WHAT NEEDS TO BE DONE:
Send back the records in full, character for character.

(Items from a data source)

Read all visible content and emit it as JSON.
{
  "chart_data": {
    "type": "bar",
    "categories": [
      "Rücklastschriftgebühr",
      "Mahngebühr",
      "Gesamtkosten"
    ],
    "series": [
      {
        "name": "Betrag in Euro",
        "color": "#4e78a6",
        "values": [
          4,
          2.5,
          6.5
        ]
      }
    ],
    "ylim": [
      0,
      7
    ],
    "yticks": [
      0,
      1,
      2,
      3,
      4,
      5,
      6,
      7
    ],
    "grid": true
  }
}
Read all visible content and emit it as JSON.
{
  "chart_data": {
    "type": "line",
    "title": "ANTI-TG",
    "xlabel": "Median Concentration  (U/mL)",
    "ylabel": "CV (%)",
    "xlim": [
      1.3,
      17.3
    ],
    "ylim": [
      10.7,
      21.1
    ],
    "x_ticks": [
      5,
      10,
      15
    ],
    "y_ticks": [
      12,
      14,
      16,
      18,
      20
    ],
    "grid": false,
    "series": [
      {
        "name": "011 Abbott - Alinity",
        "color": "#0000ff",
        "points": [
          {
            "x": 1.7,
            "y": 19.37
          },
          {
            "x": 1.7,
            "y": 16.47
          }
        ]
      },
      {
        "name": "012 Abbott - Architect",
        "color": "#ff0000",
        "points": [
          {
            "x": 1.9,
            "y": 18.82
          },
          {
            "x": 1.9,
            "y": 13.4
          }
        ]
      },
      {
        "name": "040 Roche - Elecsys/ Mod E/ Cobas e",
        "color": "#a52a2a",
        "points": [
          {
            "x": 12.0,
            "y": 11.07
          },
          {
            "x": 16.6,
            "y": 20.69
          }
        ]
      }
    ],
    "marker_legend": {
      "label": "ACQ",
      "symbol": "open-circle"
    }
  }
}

TASK OUTPUT:
Read all visible content and emit it as JSON.
{
  "chart_data": {
    "type": "bar",
    "categories": [
      "Rücklastschriftgebühr",
      "Mahngebühr",
      "Gesamtkosten"
    ],
    "series": [
      {
        "name": "Betrag in Euro",
        "color": "#4e78a6",
        "values": [
          4,
          2.5,
          6.5
        ]
      }
    ],
    "ylim": [
      0,
      7
    ],
    "yticks": [
      0,
      1,
      2,
      3,
      4,
      5,
      6,
      7
    ],
    "grid": true
  }
}
Read all visible content and emit it as JSON.
{
  "chart_data": {
    "type": "line",
    "title": "ANTI-TG",
    "xlabel": "Median Concentration  (U/mL)",
    "ylabel": "CV (%)",
    "xlim": [
      1.3,
      17.3
    ],
    "ylim": [
      10.7,
      21.1
    ],
    "x_ticks": [
      5,
      10,
      15
    ],
    "y_ticks": [
      12,
      14,
      16,
      18,
      20
    ],
    "grid": false,
    "series": [
      {
        "name": "011 Abbott - Alinity",
        "color": "#0000ff",
        "points": [
          {
            "x": 1.7,
            "y": 19.37
          },
          {
            "x": 1.7,
            "y": 16.47
          }
        ]
      },
      {
        "name": "012 Abbott - Architect",
        "color": "#ff0000",
        "points": [
          {
            "x": 1.9,
            "y": 18.82
          },
          {
            "x": 1.9,
            "y": 13.4
          }
        ]
      },
      {
        "name": "040 Roche - Elecsys/ Mod E/ Cobas e",
        "color": "#a52a2a",
        "points": [
          {
            "x": 12.0,
            "y": 11.07
          },
          {
            "x": 16.6,
            "y": 20.69
          }
        ]
      }
    ],
    "marker_legend": {
      "label": "ACQ",
      "symbol": "open-circle"
    }
  }
}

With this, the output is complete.